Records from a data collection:

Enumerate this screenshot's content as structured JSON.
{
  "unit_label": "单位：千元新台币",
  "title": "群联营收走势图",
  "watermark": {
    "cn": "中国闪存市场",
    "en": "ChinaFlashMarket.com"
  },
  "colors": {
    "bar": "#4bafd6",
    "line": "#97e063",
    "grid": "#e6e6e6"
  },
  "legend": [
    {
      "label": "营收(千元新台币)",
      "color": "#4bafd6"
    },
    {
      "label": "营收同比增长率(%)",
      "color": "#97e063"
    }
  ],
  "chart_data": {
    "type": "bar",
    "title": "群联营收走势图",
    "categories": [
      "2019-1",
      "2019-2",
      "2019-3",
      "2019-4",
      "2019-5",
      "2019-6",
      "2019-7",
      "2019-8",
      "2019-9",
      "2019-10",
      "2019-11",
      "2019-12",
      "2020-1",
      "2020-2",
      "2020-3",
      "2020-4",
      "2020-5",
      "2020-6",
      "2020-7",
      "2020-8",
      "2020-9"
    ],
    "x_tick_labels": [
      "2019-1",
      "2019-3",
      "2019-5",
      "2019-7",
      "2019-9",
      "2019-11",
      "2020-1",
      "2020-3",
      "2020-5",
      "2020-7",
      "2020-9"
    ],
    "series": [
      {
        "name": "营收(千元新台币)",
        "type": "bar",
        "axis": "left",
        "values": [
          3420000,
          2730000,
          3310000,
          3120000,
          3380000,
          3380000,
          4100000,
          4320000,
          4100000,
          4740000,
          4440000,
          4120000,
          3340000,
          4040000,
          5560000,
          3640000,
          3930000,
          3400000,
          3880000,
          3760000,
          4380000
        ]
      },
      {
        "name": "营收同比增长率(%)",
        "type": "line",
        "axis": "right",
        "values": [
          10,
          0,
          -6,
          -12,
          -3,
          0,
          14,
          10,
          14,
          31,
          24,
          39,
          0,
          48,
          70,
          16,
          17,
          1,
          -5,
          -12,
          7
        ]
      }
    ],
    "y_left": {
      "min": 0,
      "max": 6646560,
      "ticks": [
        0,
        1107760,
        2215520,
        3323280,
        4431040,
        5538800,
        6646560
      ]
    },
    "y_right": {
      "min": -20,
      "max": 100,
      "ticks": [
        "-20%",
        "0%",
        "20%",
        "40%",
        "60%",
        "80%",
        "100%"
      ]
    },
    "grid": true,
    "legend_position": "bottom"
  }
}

**Given problem**
Repeat the data verbatim.

**Answer**
Enumerate this screenshot's content as structured JSON.
{
  "unit_label": "单位：千元新台币",
  "title": "群联营收走势图",
  "watermark": {
    "cn": "中国闪存市场",
    "en": "ChinaFlashMarket.com"
  },
  "colors": {
    "bar": "#4bafd6",
    "line": "#97e063",
    "grid": "#e6e6e6"
  },
  "legend": [
    {
      "label": "营收(千元新台币)",
      "color": "#4bafd6"
    },
    {
      "label": "营收同比增长率(%)",
      "color": "#97e063"
    }
  ],
  "chart_data": {
    "type": "bar",
    "title": "群联营收走势图",
    "categories": [
      "2019-1",
      "2019-2",
      "2019-3",
      "2019-4",
      "2019-5",
      "2019-6",
      "2019-7",
      "2019-8",
      "2019-9",
      "2019-10",
      "2019-11",
      "2019-12",
      "2020-1",
      "2020-2",
      "2020-3",
      "2020-4",
      "2020-5",
      "2020-6",
      "2020-7",
      "2020-8",
      "2020-9"
    ],
    "x_tick_labels": [
      "2019-1",
      "2019-3",
      "2019-5",
      "2019-7",
      "2019-9",
      "2019-11",
      "2020-1",
      "2020-3",
      "2020-5",
      "2020-7",
      "2020-9"
    ],
    "series": [
      {
        "name": "营收(千元新台币)",
        "type": "bar",
        "axis": "left",
        "values": [
          3420000,
          2730000,
          3310000,
          3120000,
          3380000,
          3380000,
          4100000,
          4320000,
          4100000,
          4740000,
          4440000,
          4120000,
          3340000,
          4040000,
          5560000,
          3640000,
          3930000,
          3400000,
          3880000,
          3760000,
          4380000
        ]
      },
      {
        "name": "营收同比增长率(%)",
        "type": "line",
        "axis": "right",
        "values": [
          10,
          0,
          -6,
          -12,
          -3,
          0,
          14,
          10,
          14,
          31,
          24,
          39,
          0,
          48,
          70,
          16,
          17,
          1,
          -5,
          -12,
          7
        ]
      }
    ],
    "y_left": {
      "min": 0,
      "max": 6646560,
      "ticks": [
        0,
        1107760,
        2215520,
        3323280,
        4431040,
        5538800,
        6646560
      ]
    },
    "y_right": {
      "min": -20,
      "max": 100,
      "ticks": [
        "-20%",
        "0%",
        "20%",
        "40%",
        "60%",
        "80%",
        "100%"
      ]
    },
    "grid": true,
    "legend_position": "bottom"
  }
}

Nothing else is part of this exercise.